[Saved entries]
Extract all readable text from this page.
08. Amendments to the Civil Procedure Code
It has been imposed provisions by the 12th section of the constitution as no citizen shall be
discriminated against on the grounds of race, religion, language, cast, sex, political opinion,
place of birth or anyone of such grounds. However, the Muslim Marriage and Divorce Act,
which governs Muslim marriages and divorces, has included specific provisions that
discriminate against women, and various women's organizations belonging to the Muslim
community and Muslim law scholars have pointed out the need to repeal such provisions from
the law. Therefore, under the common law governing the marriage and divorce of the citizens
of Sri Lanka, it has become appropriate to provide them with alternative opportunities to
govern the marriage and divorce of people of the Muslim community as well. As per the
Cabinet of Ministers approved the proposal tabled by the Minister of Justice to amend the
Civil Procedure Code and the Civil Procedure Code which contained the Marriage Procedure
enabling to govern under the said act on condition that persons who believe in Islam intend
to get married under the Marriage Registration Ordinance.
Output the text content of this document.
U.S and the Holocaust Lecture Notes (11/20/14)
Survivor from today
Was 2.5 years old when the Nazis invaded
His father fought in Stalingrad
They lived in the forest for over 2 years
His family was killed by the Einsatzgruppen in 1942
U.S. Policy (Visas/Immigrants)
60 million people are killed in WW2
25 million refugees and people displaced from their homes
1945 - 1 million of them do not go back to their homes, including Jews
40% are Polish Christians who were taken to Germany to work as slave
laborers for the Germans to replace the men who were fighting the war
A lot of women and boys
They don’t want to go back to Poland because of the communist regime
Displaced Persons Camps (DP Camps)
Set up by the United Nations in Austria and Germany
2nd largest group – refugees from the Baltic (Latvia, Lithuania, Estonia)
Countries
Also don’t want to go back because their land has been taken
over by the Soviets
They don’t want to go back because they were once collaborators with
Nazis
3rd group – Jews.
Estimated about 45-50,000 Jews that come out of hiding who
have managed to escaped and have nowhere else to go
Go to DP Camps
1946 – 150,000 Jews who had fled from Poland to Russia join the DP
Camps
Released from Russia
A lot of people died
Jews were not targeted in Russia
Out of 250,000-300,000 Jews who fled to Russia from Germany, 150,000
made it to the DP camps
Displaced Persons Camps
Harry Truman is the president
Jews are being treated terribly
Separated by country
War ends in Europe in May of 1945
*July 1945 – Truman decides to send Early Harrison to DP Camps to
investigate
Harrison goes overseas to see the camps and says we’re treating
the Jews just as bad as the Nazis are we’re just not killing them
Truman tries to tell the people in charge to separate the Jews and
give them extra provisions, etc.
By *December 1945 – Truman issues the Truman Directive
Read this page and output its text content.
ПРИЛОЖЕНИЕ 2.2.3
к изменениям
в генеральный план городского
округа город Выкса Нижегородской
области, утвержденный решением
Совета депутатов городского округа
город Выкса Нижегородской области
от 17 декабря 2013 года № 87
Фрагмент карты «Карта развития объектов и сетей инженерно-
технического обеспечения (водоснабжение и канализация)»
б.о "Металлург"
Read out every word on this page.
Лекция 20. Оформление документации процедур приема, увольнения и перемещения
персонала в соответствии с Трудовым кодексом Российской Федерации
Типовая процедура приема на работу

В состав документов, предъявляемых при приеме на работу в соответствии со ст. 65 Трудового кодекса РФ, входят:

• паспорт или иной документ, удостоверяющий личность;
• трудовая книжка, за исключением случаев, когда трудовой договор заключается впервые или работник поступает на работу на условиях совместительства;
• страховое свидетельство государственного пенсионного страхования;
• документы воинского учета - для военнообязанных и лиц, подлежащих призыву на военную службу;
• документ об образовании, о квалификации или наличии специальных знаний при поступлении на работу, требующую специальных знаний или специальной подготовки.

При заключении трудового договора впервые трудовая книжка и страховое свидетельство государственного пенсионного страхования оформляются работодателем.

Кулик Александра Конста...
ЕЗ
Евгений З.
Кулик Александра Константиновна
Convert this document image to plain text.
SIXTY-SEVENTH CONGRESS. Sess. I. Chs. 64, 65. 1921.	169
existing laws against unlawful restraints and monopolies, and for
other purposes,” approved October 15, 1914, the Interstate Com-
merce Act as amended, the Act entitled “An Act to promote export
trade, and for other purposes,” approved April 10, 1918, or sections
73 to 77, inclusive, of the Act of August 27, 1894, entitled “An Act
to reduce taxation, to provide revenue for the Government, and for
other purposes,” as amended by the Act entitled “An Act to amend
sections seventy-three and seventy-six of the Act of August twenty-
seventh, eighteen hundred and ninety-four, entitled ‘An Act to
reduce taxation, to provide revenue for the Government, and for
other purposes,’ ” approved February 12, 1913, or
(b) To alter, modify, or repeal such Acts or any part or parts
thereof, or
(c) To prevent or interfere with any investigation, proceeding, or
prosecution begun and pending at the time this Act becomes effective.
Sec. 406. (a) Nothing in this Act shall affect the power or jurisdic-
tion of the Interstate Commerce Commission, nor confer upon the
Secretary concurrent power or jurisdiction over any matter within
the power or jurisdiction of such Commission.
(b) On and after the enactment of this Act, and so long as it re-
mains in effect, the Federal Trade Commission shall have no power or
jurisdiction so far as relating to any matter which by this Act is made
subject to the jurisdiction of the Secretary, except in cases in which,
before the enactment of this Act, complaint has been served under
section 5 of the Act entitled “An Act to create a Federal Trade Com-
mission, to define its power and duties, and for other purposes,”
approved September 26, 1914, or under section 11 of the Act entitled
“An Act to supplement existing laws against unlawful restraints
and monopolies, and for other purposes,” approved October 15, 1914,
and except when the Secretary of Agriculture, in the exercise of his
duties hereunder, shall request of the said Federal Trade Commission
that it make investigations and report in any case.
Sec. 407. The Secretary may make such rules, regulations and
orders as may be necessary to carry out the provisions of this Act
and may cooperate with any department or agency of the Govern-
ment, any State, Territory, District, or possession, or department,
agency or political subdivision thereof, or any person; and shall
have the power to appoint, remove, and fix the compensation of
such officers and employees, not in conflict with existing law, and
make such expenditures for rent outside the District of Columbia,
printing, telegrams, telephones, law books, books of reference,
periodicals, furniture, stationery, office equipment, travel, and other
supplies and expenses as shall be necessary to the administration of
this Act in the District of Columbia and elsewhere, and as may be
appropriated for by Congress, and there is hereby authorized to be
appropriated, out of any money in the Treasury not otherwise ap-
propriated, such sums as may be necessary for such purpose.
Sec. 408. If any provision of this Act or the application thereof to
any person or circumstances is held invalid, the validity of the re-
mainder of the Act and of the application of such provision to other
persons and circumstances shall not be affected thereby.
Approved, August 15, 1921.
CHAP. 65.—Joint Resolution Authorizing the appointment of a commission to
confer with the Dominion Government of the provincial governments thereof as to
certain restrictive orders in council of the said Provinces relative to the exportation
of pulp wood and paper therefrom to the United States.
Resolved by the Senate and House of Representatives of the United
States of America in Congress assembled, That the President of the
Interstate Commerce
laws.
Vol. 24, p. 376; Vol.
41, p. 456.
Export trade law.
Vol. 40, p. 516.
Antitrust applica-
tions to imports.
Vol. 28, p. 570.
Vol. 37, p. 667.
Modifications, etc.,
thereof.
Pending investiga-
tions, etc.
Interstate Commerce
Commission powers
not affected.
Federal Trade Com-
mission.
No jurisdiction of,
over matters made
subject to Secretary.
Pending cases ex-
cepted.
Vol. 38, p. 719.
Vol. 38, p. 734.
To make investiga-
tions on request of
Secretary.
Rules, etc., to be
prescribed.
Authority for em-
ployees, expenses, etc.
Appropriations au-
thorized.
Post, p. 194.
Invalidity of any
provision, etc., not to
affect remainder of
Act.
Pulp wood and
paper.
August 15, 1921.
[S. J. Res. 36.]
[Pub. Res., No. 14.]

EXERCISE REQUIREMENTS: Find the word "reduce" in the material, then list each line that holds it.

OUTPUT FOR THIS TASK:
to reduce taxation, to provide revenue for the Government, and for
reduce taxation, to provide revenue for the Government, and for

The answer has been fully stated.